Laetitia Nonone était invitée par l’Association des collectivités d’Outre-mer, la semaine dernière, pour donner des pistes d’action à destination des jeunes, métropolitains ou ultramarins. Ciblant un public en grande difficulté, l’association a pour objet la prévention de la délinquance et la sensibilisation des jeunes à la réalité de l’univers carcéral par le biais de l’éducation populaire et diverses activités artistiques, culturelles et sportives.
Les pistes proposées sortent souvent de l’ordinaire, et de la bien-pensance. Il faut dire que Laetitia Nonone connaît la souffrance liée à l’incarcération, pour avoir vu son père partir en prison alors qu’elle n’avait que 14 ans, puis son petit frère. Elle a choisi d’en faire son combat au profit des jeunes.
« Nous travaillons avec les parents. Aux mamans qui m’expliquent qu’elles sont fatiguées, qu’elles ont d’autres enfants à charge, je réponds qu’elles doivent assumer leur maternité », explique la jeune femme, martiniquaise d’origine.

--- Données brutes ---

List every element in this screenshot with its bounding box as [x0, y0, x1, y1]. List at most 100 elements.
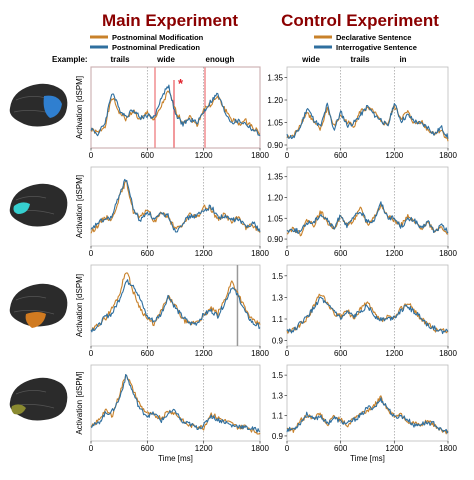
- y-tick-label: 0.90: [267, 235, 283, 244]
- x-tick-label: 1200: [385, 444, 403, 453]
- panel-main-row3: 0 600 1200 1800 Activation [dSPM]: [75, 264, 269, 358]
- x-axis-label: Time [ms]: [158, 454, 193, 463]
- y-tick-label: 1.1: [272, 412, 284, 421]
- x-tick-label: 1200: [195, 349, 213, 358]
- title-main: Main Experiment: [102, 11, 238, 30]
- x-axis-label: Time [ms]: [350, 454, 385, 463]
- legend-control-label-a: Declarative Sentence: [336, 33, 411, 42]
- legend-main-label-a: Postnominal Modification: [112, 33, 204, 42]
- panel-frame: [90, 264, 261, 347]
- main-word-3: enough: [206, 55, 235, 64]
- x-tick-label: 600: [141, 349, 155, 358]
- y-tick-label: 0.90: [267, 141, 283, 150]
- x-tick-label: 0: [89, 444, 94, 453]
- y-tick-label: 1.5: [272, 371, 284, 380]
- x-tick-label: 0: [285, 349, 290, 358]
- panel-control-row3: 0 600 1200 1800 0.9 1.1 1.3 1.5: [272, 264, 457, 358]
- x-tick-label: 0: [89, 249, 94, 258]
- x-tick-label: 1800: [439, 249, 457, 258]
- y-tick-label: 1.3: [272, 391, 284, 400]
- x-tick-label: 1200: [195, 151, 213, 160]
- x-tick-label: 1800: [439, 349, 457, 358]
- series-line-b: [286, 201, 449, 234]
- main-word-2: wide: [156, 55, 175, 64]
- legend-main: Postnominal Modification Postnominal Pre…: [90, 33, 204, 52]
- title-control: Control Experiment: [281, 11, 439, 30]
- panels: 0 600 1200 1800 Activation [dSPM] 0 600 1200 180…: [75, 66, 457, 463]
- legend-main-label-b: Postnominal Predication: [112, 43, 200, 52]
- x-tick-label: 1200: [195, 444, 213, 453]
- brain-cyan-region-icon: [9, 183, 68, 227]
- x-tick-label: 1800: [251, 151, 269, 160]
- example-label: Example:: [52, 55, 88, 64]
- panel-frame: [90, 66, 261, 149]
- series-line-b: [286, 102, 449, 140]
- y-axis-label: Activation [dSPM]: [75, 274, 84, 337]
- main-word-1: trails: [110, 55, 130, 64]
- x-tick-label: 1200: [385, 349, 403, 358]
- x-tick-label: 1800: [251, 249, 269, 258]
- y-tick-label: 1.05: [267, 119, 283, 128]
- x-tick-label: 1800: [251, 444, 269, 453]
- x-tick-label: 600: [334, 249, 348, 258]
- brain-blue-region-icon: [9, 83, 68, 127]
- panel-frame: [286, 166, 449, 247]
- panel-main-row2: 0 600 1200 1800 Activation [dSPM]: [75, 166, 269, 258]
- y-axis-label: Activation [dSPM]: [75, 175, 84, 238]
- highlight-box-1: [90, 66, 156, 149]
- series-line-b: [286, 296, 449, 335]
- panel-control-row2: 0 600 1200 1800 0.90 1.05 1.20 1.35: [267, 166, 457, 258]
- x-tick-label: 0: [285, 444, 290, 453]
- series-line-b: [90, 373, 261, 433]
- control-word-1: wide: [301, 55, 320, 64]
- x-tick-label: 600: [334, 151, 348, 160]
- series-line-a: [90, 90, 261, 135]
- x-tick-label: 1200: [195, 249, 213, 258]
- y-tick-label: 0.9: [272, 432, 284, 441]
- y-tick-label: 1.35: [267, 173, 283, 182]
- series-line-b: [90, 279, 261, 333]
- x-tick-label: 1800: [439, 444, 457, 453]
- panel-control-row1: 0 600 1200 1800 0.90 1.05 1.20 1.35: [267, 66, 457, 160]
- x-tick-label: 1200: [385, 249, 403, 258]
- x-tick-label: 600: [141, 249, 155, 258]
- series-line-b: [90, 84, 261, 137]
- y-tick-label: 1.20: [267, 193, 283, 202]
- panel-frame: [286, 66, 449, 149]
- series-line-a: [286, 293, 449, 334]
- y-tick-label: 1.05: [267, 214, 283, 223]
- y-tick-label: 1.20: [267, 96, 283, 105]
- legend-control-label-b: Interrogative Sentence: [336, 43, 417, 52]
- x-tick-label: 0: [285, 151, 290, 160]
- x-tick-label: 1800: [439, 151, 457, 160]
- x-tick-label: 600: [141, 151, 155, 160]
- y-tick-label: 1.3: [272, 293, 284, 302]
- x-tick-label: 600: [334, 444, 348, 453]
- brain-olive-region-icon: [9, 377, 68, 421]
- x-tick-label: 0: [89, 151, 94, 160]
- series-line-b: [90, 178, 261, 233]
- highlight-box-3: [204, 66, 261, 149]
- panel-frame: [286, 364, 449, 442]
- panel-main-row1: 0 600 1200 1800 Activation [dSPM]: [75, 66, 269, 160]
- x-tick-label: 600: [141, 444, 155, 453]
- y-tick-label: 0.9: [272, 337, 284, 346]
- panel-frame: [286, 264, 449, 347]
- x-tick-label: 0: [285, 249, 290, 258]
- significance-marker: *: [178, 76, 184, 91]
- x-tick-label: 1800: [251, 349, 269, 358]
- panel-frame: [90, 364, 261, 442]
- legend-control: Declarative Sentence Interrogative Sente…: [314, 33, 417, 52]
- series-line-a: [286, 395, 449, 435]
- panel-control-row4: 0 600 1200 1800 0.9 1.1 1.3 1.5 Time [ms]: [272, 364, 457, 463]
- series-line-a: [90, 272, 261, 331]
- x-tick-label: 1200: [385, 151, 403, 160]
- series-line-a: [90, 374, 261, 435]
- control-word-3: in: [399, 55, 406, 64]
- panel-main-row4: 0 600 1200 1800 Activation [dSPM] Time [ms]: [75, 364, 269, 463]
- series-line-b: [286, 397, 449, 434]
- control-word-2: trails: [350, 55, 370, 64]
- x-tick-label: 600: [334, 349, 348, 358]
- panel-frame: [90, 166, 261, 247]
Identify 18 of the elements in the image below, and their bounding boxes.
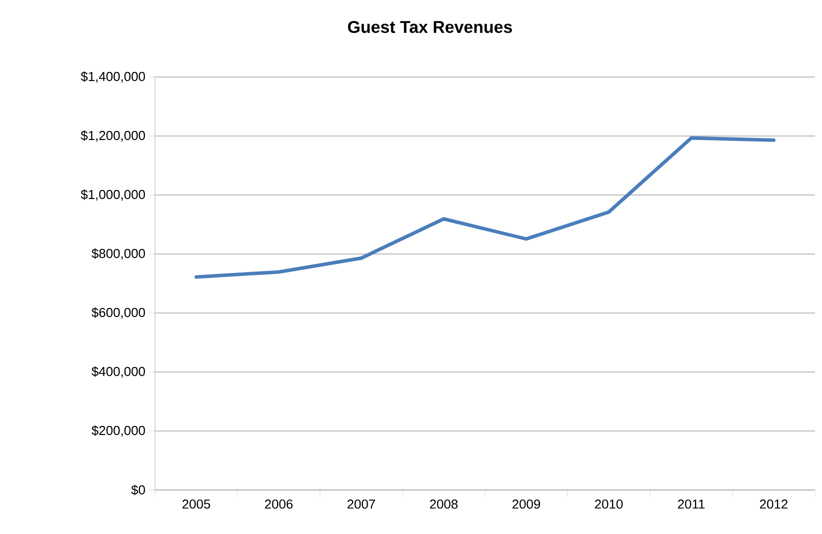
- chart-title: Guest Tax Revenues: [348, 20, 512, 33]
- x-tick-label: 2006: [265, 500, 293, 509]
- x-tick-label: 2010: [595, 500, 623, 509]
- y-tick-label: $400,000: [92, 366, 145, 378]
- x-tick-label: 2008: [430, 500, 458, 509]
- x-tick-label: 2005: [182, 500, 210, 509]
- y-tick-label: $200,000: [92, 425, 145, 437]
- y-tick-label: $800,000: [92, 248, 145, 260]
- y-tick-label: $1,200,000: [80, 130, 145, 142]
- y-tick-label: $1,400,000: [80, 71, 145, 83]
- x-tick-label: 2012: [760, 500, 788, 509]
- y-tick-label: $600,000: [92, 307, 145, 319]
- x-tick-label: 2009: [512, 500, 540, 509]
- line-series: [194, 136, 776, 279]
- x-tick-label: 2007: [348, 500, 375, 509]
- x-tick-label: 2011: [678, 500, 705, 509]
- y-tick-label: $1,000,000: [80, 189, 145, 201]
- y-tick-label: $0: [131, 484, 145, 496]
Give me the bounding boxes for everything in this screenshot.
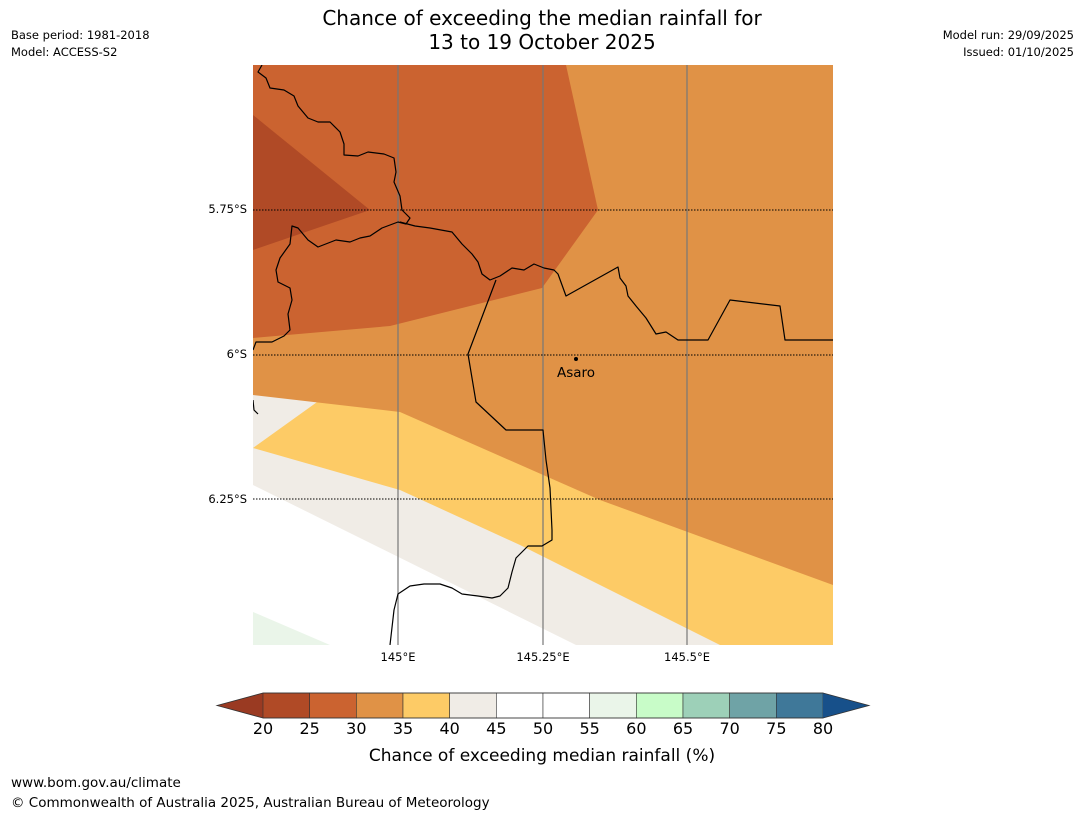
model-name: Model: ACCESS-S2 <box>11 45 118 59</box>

--- Travail à faire ---
A. Dans le texte sur Laetitia Nonone, relevez les adjectifs qui qualifient les « diverses activités » de l'association.
B. Recopiez, dans le listing, tout ce qui va de la ligne contenant « - y-tick-label: 0.90: [267, 235, 283, 244] » jusqu'à la ligne contenant « - series-line-b: [286, 296, 449, 335] », ces deux lignes comprises.

--- Corrigé ---
A. artistiques, culturelles, sportives

B.
- y-tick-label: 0.90: [267, 235, 283, 244]
- x-tick-label: 1200: [385, 444, 403, 453]
- panel-main-row3: 0 600 1200 1800 Activation [dSPM]: [75, 264, 269, 358]
- x-axis-label: Time [ms]: [158, 454, 193, 463]
- y-tick-label: 1.1: [272, 412, 284, 421]
- x-tick-label: 1200: [195, 349, 213, 358]
- title-main: Main Experiment: [102, 11, 238, 30]
- x-axis-label: Time [ms]: [350, 454, 385, 463]
- legend-control-label-a: Declarative Sentence: [336, 33, 411, 42]
- legend-main-label-a: Postnominal Modification: [112, 33, 204, 42]
- panel-frame: [90, 264, 261, 347]
- main-word-3: enough: [206, 55, 235, 64]
- x-tick-label: 600: [141, 349, 155, 358]
- y-tick-label: 0.90: [267, 141, 283, 150]
- x-tick-label: 0: [89, 444, 94, 453]
- y-tick-label: 1.5: [272, 371, 284, 380]
- x-tick-label: 0: [285, 349, 290, 358]
- panel-control-row3: 0 600 1200 1800 0.9 1.1 1.3 1.5: [272, 264, 457, 358]
- x-tick-label: 0: [89, 249, 94, 258]
- x-tick-label: 1800: [439, 249, 457, 258]
- y-tick-label: 1.3: [272, 391, 284, 400]
- x-tick-label: 1200: [195, 151, 213, 160]
- x-tick-label: 1800: [439, 349, 457, 358]
- series-line-b: [286, 201, 449, 234]
- main-word-2: wide: [156, 55, 175, 64]
- legend-main: Postnominal Modification Postnominal Pre…: [90, 33, 204, 52]
- title-control: Control Experiment: [281, 11, 439, 30]
- panels: 0 600 1200 1800 Activation [dSPM] 0 600 1200 180…: [75, 66, 457, 463]
- legend-main-label-b: Postnominal Predication: [112, 43, 200, 52]
- x-tick-label: 1200: [195, 444, 213, 453]
- brain-cyan-region-icon: [9, 183, 68, 227]
- x-tick-label: 1800: [251, 151, 269, 160]
- example-label: Example:: [52, 55, 88, 64]
- panel-frame: [90, 66, 261, 149]
- series-line-b: [286, 102, 449, 140]
- y-axis-label: Activation [dSPM]: [75, 274, 84, 337]
- main-word-1: trails: [110, 55, 130, 64]
- x-tick-label: 1200: [385, 349, 403, 358]
- x-tick-label: 1800: [251, 249, 269, 258]
- y-tick-label: 1.05: [267, 119, 283, 128]
- x-tick-label: 1800: [251, 444, 269, 453]
- x-tick-label: 600: [334, 249, 348, 258]
- brain-blue-region-icon: [9, 83, 68, 127]
- panel-frame: [286, 166, 449, 247]
- panel-main-row2: 0 600 1200 1800 Activation [dSPM]: [75, 166, 269, 258]
- y-axis-label: Activation [dSPM]: [75, 175, 84, 238]
- highlight-box-1: [90, 66, 156, 149]
- series-line-b: [286, 296, 449, 335]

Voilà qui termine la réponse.